Task to carry out -
Transcribe the data that follows precisely, omitting nothing.

======

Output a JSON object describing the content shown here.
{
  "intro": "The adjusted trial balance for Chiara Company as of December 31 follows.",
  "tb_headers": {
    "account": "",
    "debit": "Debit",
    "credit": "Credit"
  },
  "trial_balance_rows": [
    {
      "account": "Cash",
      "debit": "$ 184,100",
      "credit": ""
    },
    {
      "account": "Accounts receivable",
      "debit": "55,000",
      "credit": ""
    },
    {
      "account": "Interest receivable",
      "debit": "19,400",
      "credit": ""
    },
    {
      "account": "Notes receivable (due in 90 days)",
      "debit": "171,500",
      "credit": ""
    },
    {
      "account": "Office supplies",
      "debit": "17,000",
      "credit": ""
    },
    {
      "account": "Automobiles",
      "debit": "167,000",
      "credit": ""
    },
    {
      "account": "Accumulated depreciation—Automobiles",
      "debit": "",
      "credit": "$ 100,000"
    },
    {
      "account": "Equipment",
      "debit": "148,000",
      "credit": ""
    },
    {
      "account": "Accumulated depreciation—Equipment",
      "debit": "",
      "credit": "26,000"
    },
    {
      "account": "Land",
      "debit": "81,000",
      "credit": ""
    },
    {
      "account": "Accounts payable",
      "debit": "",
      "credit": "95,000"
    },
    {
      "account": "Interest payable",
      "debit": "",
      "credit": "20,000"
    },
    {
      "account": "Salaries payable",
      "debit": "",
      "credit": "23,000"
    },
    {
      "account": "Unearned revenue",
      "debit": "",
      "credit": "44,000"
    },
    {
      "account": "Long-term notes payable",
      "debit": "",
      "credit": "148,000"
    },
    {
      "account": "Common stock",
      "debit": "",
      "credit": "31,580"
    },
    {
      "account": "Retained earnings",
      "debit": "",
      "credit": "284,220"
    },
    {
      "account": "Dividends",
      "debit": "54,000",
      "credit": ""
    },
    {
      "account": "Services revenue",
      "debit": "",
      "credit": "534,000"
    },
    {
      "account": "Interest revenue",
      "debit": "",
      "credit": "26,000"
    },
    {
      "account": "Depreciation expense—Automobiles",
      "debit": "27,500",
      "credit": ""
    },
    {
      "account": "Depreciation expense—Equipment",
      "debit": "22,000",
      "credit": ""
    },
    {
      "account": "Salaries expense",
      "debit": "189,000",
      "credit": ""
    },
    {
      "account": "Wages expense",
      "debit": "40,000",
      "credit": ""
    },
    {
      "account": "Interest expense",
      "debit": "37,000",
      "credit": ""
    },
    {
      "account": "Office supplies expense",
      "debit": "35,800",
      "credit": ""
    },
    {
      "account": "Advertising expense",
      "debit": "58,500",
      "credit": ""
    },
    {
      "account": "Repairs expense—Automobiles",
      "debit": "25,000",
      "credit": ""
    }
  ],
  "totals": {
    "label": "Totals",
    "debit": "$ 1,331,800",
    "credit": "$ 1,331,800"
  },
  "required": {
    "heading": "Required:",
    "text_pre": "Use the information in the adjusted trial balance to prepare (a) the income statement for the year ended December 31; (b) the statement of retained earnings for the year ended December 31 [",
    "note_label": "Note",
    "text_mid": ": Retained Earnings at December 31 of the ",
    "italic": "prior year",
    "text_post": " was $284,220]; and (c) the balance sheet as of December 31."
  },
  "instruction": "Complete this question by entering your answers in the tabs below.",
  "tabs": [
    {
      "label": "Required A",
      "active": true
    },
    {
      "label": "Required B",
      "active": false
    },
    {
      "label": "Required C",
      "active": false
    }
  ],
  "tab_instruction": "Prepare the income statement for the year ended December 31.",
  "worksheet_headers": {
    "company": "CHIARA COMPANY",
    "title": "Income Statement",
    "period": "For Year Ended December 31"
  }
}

======

Solution to this task -
Output a JSON object describing the content shown here.
{
  "intro": "The adjusted trial balance for Chiara Company as of December 31 follows.",
  "tb_headers": {
    "account": "",
    "debit": "Debit",
    "credit": "Credit"
  },
  "trial_balance_rows": [
    {
      "account": "Cash",
      "debit": "$ 184,100",
      "credit": ""
    },
    {
      "account": "Accounts receivable",
      "debit": "55,000",
      "credit": ""
    },
    {
      "account": "Interest receivable",
      "debit": "19,400",
      "credit": ""
    },
    {
      "account": "Notes receivable (due in 90 days)",
      "debit": "171,500",
      "credit": ""
    },
    {
      "account": "Office supplies",
      "debit": "17,000",
      "credit": ""
    },
    {
      "account": "Automobiles",
      "debit": "167,000",
      "credit": ""
    },
    {
      "account": "Accumulated depreciation—Automobiles",
      "debit": "",
      "credit": "$ 100,000"
    },
    {
      "account": "Equipment",
      "debit": "148,000",
      "credit": ""
    },
    {
      "account": "Accumulated depreciation—Equipment",
      "debit": "",
      "credit": "26,000"
    },
    {
      "account": "Land",
      "debit": "81,000",
      "credit": ""
    },
    {
      "account": "Accounts payable",
      "debit": "",
      "credit": "95,000"
    },
    {
      "account": "Interest payable",
      "debit": "",
      "credit": "20,000"
    },
    {
      "account": "Salaries payable",
      "debit": "",
      "credit": "23,000"
    },
    {
      "account": "Unearned revenue",
      "debit": "",
      "credit": "44,000"
    },
    {
      "account": "Long-term notes payable",
      "debit": "",
      "credit": "148,000"
    },
    {
      "account": "Common stock",
      "debit": "",
      "credit": "31,580"
    },
    {
      "account": "Retained earnings",
      "debit": "",
      "credit": "284,220"
    },
    {
      "account": "Dividends",
      "debit": "54,000",
      "credit": ""
    },
    {
      "account": "Services revenue",
      "debit": "",
      "credit": "534,000"
    },
    {
      "account": "Interest revenue",
      "debit": "",
      "credit": "26,000"
    },
    {
      "account": "Depreciation expense—Automobiles",
      "debit": "27,500",
      "credit": ""
    },
    {
      "account": "Depreciation expense—Equipment",
      "debit": "22,000",
      "credit": ""
    },
    {
      "account": "Salaries expense",
      "debit": "189,000",
      "credit": ""
    },
    {
      "account": "Wages expense",
      "debit": "40,000",
      "credit": ""
    },
    {
      "account": "Interest expense",
      "debit": "37,000",
      "credit": ""
    },
    {
      "account": "Office supplies expense",
      "debit": "35,800",
      "credit": ""
    },
    {
      "account": "Advertising expense",
      "debit": "58,500",
      "credit": ""
    },
    {
      "account": "Repairs expense—Automobiles",
      "debit": "25,000",
      "credit": ""
    }
  ],
  "totals": {
    "label": "Totals",
    "debit": "$ 1,331,800",
    "credit": "$ 1,331,800"
  },
  "required": {
    "heading": "Required:",
    "text_pre": "Use the information in the adjusted trial balance to prepare (a) the income statement for the year ended December 31; (b) the statement of retained earnings for the year ended December 31 [",
    "note_label": "Note",
    "text_mid": ": Retained Earnings at December 31 of the ",
    "italic": "prior year",
    "text_post": " was $284,220]; and (c) the balance sheet as of December 31."
  },
  "instruction": "Complete this question by entering your answers in the tabs below.",
  "tabs": [
    {
      "label": "Required A",
      "active": true
    },
    {
      "label": "Required B",
      "active": false
    },
    {
      "label": "Required C",
      "active": false
    }
  ],
  "tab_instruction": "Prepare the income statement for the year ended December 31.",
  "worksheet_headers": {
    "company": "CHIARA COMPANY",
    "title": "Income Statement",
    "period": "For Year Ended December 31"
  }
}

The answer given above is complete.